» Request
Check every line of the entries that follow, and copy the ones containing "ленточный".

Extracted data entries
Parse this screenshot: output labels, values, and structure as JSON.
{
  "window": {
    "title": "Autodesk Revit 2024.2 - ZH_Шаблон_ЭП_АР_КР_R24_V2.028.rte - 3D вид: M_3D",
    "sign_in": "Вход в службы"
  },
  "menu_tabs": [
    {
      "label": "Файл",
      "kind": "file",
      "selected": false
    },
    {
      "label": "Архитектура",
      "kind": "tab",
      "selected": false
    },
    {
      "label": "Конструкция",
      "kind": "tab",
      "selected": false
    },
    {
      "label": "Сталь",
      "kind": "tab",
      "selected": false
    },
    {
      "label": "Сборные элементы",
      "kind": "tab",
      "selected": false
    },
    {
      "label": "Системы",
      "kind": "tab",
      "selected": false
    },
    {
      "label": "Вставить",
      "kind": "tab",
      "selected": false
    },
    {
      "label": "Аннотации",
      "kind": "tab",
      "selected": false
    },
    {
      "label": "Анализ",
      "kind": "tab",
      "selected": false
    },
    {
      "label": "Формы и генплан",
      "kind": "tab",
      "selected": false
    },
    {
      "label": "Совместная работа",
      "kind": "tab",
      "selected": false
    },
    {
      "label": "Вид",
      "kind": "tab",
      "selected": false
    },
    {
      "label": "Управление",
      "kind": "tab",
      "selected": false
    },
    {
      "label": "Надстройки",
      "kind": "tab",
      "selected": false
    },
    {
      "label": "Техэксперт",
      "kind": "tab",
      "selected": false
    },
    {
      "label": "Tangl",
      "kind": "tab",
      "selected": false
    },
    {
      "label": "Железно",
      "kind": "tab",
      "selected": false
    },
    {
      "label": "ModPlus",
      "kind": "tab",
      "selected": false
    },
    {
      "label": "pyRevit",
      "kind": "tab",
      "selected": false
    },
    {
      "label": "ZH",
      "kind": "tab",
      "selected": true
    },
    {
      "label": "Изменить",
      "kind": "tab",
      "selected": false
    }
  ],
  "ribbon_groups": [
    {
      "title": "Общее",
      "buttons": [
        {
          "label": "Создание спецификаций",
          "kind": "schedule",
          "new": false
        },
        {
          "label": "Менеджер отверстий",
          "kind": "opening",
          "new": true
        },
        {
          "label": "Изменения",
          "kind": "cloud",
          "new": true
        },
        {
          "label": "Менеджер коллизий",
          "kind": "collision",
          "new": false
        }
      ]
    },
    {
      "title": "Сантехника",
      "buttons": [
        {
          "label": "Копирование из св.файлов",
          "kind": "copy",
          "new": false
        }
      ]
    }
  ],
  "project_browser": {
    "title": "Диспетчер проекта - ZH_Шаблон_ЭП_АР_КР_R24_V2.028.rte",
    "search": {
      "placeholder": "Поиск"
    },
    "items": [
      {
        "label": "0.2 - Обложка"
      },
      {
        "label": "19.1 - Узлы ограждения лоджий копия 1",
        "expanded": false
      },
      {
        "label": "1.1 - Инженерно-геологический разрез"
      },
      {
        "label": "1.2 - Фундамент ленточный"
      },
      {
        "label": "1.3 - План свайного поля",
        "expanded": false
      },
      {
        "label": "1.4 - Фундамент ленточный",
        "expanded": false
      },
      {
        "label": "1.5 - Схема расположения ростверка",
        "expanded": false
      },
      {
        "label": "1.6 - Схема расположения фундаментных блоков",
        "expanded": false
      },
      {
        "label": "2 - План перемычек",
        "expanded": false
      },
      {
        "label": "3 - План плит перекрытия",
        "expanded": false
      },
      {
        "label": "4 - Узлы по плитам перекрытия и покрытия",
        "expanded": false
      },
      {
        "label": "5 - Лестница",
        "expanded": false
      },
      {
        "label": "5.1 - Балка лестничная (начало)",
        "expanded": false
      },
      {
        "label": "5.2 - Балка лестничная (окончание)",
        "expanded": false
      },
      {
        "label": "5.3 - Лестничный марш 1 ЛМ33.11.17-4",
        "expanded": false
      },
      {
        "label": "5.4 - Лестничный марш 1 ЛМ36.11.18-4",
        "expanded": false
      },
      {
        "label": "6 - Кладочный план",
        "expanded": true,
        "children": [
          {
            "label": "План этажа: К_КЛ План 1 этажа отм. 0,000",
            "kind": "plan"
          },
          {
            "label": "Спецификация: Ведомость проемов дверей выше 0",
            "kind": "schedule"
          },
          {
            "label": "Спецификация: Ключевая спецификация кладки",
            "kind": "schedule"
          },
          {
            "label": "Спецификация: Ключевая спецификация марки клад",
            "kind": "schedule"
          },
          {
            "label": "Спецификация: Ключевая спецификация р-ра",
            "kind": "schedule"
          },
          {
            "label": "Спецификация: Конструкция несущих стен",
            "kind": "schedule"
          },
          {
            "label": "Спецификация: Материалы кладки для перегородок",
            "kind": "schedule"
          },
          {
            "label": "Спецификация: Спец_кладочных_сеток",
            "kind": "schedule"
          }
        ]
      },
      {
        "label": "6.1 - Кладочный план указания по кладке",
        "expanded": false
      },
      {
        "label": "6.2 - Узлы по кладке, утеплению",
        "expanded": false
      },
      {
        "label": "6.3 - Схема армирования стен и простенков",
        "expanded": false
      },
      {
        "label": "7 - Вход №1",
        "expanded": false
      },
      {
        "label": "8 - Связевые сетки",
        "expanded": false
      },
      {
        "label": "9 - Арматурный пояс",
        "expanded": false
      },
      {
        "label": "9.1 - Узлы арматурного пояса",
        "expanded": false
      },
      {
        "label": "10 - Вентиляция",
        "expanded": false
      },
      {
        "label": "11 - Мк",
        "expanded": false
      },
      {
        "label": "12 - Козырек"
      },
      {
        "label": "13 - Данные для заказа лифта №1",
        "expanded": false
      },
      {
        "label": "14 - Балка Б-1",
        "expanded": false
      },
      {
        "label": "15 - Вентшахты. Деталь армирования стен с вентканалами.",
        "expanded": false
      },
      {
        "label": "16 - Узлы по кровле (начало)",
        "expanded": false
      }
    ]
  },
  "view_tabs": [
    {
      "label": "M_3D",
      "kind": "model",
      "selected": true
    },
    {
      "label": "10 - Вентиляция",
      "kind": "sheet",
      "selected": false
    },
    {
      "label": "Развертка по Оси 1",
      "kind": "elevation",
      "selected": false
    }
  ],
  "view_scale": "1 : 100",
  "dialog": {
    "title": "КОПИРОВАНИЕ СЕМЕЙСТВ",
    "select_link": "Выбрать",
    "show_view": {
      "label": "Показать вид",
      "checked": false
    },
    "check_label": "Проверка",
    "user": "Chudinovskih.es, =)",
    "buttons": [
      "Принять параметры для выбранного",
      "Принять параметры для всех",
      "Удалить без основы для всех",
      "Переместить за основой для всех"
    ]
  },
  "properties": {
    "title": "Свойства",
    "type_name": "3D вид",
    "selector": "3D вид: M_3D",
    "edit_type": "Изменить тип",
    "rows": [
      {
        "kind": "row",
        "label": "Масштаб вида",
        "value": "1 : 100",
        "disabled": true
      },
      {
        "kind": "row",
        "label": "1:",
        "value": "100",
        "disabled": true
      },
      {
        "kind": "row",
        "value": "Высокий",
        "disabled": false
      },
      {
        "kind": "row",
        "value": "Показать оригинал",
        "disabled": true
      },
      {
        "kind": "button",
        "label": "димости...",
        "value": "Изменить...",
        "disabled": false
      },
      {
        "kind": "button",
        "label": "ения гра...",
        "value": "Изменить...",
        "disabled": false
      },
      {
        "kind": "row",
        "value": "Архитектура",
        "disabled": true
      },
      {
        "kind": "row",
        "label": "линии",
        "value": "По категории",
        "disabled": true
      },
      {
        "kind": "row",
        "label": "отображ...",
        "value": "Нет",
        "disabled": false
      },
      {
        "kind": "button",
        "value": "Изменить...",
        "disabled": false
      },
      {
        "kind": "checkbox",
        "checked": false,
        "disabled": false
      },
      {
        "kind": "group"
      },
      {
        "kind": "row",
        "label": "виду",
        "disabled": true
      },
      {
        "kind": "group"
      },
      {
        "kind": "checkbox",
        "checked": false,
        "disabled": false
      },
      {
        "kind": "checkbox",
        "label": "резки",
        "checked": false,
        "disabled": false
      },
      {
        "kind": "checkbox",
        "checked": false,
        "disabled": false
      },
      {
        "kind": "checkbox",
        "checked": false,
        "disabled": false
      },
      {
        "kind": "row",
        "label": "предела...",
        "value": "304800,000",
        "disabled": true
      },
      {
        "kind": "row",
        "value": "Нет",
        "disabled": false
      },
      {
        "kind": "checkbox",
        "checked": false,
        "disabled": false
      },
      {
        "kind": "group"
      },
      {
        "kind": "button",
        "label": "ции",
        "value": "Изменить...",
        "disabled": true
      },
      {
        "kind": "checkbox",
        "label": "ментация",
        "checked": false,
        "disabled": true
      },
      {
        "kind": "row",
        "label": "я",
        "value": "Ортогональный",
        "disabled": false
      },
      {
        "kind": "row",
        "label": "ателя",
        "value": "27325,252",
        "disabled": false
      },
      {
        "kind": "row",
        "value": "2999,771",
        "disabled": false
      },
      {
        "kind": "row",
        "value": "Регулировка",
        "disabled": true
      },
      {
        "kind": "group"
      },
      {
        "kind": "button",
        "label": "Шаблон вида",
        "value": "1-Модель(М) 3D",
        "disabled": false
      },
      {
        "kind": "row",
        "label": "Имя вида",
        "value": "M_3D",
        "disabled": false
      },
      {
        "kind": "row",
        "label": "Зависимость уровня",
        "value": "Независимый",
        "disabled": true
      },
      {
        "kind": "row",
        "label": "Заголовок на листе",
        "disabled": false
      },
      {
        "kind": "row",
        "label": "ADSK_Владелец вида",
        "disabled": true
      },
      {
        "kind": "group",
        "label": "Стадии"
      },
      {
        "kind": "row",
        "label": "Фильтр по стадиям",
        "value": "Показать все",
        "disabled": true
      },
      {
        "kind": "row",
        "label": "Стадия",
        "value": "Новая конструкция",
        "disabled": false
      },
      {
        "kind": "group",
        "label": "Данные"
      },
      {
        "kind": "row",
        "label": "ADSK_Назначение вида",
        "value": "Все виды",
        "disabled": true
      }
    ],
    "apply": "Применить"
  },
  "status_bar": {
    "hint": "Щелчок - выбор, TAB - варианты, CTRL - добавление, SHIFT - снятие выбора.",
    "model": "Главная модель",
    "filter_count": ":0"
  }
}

» Correct response
        "label": "1.2 - Фундамент ленточный"
        "label": "1.4 - Фундамент ленточный",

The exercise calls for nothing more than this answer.